- WORK TO COMPLETE:
The records below must be written out exactly, with every picture left behind.

.....

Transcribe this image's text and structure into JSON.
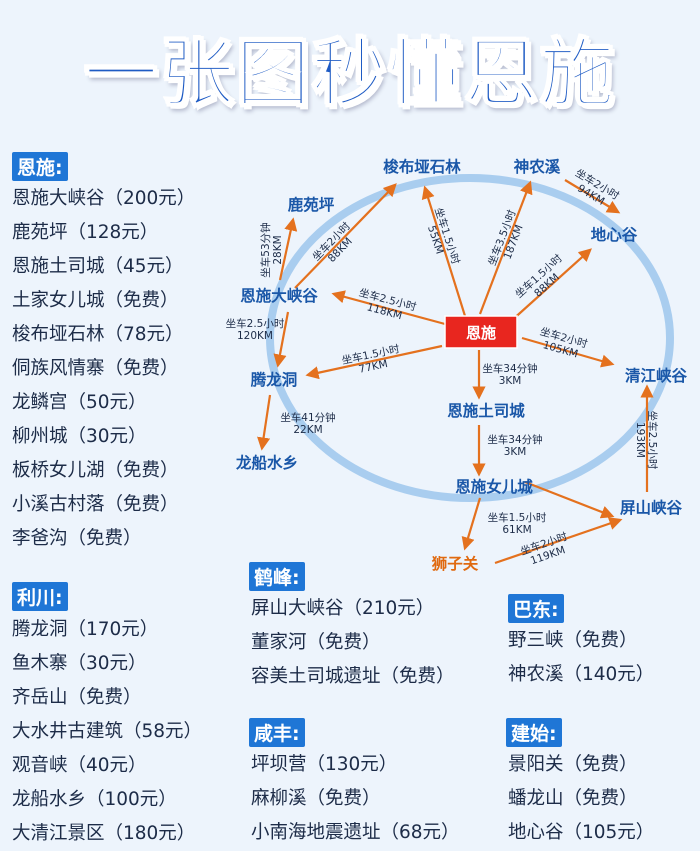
{
  "title": "一张图秒懂恩施",
  "colors": {
    "tag_bg": "#1f76d6",
    "arrow": "#e4711e",
    "ring": "#a9cdef",
    "hub_bg": "#e8261f",
    "title": "#1e5bc4"
  },
  "enshi": {
    "tag": "恩施:",
    "items": [
      "恩施大峡谷（200元）",
      "鹿苑坪（128元）",
      "恩施土司城（45元）",
      "土家女儿城（免费）",
      "梭布垭石林（78元）",
      "侗族风情寨（免费）",
      "龙鳞宫（50元）",
      "柳州城（30元）",
      "板桥女儿湖（免费）",
      "小溪古村落（免费）",
      "李爸沟（免费）"
    ]
  },
  "lichuan": {
    "tag": "利川:",
    "items": [
      "腾龙洞（170元）",
      "鱼木寨（30元）",
      "齐岳山（免费）",
      "大水井古建筑（58元）",
      "观音峡（40元）",
      "龙船水乡（100元）",
      "大清江景区（180元）"
    ]
  },
  "hefeng": {
    "tag": "鹤峰:",
    "items": [
      "屏山大峡谷（210元）",
      "董家河（免费）",
      "容美土司城遗址（免费）"
    ]
  },
  "xianfeng": {
    "tag": "咸丰:",
    "items": [
      "坪坝营（130元）",
      "麻柳溪（免费）",
      "小南海地震遗址（68元）"
    ]
  },
  "badong": {
    "tag": "巴东:",
    "items": [
      "野三峡（免费）",
      "神农溪（140元）"
    ]
  },
  "jianshi": {
    "tag": "建始:",
    "items": [
      "景阳关（免费）",
      "蟠龙山（免费）",
      "地心谷（105元）"
    ]
  },
  "map": {
    "hub": "恩施",
    "nodes": {
      "suobuya": "梭布垭石林",
      "shennongxi": "神农溪",
      "luyuanping": "鹿苑坪",
      "dixingu": "地心谷",
      "daxiagu": "恩施大峡谷",
      "qingjiang": "清江峡谷",
      "tenglong": "腾龙洞",
      "tusicheng": "恩施土司城",
      "longchuan": "龙船水乡",
      "nvercheng": "恩施女儿城",
      "pingshan": "屏山峡谷",
      "shiziguan": "狮子关"
    },
    "edges": {
      "hub_suobuya": [
        "坐车1.5小时",
        "55KM"
      ],
      "hub_shennongxi": [
        "坐车3.5小时",
        "187KM"
      ],
      "shennongxi_dixingu": [
        "坐车2小时",
        "94KM"
      ],
      "hub_dixingu": [
        "坐车1.5小时",
        "88KM"
      ],
      "daxiagu_suobuya": [
        "坐车2小时",
        "88KM"
      ],
      "daxiagu_luyuanping": [
        "坐车53分钟",
        "28KM"
      ],
      "hub_daxiagu": [
        "坐车2.5小时",
        "118KM"
      ],
      "daxiagu_tenglong": [
        "坐车2.5小时",
        "120KM"
      ],
      "hub_tenglong": [
        "坐车1.5小时",
        "77KM"
      ],
      "hub_qingjiang": [
        "坐车2小时",
        "105KM"
      ],
      "hub_tusicheng": [
        "坐车34分钟",
        "3KM"
      ],
      "tenglong_longchuan": [
        "坐车41分钟",
        "22KM"
      ],
      "tusicheng_nvercheng": [
        "坐车34分钟",
        "3KM"
      ],
      "pingshan_qingjiang": [
        "坐车2.5小时",
        "193KM"
      ],
      "nvercheng_pingshan": [
        "坐车1.5小时",
        "61KM"
      ],
      "shiziguan_pingshan": [
        "坐车2小时",
        "119KM"
      ]
    }
  }
}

.....

- SOLUTION TO THE EXERCISE:
Transcribe this image's text and structure into JSON.
{
  "title": "一张图秒懂恩施",
  "colors": {
    "tag_bg": "#1f76d6",
    "arrow": "#e4711e",
    "ring": "#a9cdef",
    "hub_bg": "#e8261f",
    "title": "#1e5bc4"
  },
  "enshi": {
    "tag": "恩施:",
    "items": [
      "恩施大峡谷（200元）",
      "鹿苑坪（128元）",
      "恩施土司城（45元）",
      "土家女儿城（免费）",
      "梭布垭石林（78元）",
      "侗族风情寨（免费）",
      "龙鳞宫（50元）",
      "柳州城（30元）",
      "板桥女儿湖（免费）",
      "小溪古村落（免费）",
      "李爸沟（免费）"
    ]
  },
  "lichuan": {
    "tag": "利川:",
    "items": [
      "腾龙洞（170元）",
      "鱼木寨（30元）",
      "齐岳山（免费）",
      "大水井古建筑（58元）",
      "观音峡（40元）",
      "龙船水乡（100元）",
      "大清江景区（180元）"
    ]
  },
  "hefeng": {
    "tag": "鹤峰:",
    "items": [
      "屏山大峡谷（210元）",
      "董家河（免费）",
      "容美土司城遗址（免费）"
    ]
  },
  "xianfeng": {
    "tag": "咸丰:",
    "items": [
      "坪坝营（130元）",
      "麻柳溪（免费）",
      "小南海地震遗址（68元）"
    ]
  },
  "badong": {
    "tag": "巴东:",
    "items": [
      "野三峡（免费）",
      "神农溪（140元）"
    ]
  },
  "jianshi": {
    "tag": "建始:",
    "items": [
      "景阳关（免费）",
      "蟠龙山（免费）",
      "地心谷（105元）"
    ]
  },
  "map": {
    "hub": "恩施",
    "nodes": {
      "suobuya": "梭布垭石林",
      "shennongxi": "神农溪",
      "luyuanping": "鹿苑坪",
      "dixingu": "地心谷",
      "daxiagu": "恩施大峡谷",
      "qingjiang": "清江峡谷",
      "tenglong": "腾龙洞",
      "tusicheng": "恩施土司城",
      "longchuan": "龙船水乡",
      "nvercheng": "恩施女儿城",
      "pingshan": "屏山峡谷",
      "shiziguan": "狮子关"
    },
    "edges": {
      "hub_suobuya": [
        "坐车1.5小时",
        "55KM"
      ],
      "hub_shennongxi": [
        "坐车3.5小时",
        "187KM"
      ],
      "shennongxi_dixingu": [
        "坐车2小时",
        "94KM"
      ],
      "hub_dixingu": [
        "坐车1.5小时",
        "88KM"
      ],
      "daxiagu_suobuya": [
        "坐车2小时",
        "88KM"
      ],
      "daxiagu_luyuanping": [
        "坐车53分钟",
        "28KM"
      ],
      "hub_daxiagu": [
        "坐车2.5小时",
        "118KM"
      ],
      "daxiagu_tenglong": [
        "坐车2.5小时",
        "120KM"
      ],
      "hub_tenglong": [
        "坐车1.5小时",
        "77KM"
      ],
      "hub_qingjiang": [
        "坐车2小时",
        "105KM"
      ],
      "hub_tusicheng": [
        "坐车34分钟",
        "3KM"
      ],
      "tenglong_longchuan": [
        "坐车41分钟",
        "22KM"
      ],
      "tusicheng_nvercheng": [
        "坐车34分钟",
        "3KM"
      ],
      "pingshan_qingjiang": [
        "坐车2.5小时",
        "193KM"
      ],
      "nvercheng_pingshan": [
        "坐车1.5小时",
        "61KM"
      ],
      "shiziguan_pingshan": [
        "坐车2小时",
        "119KM"
      ]
    }
  }
}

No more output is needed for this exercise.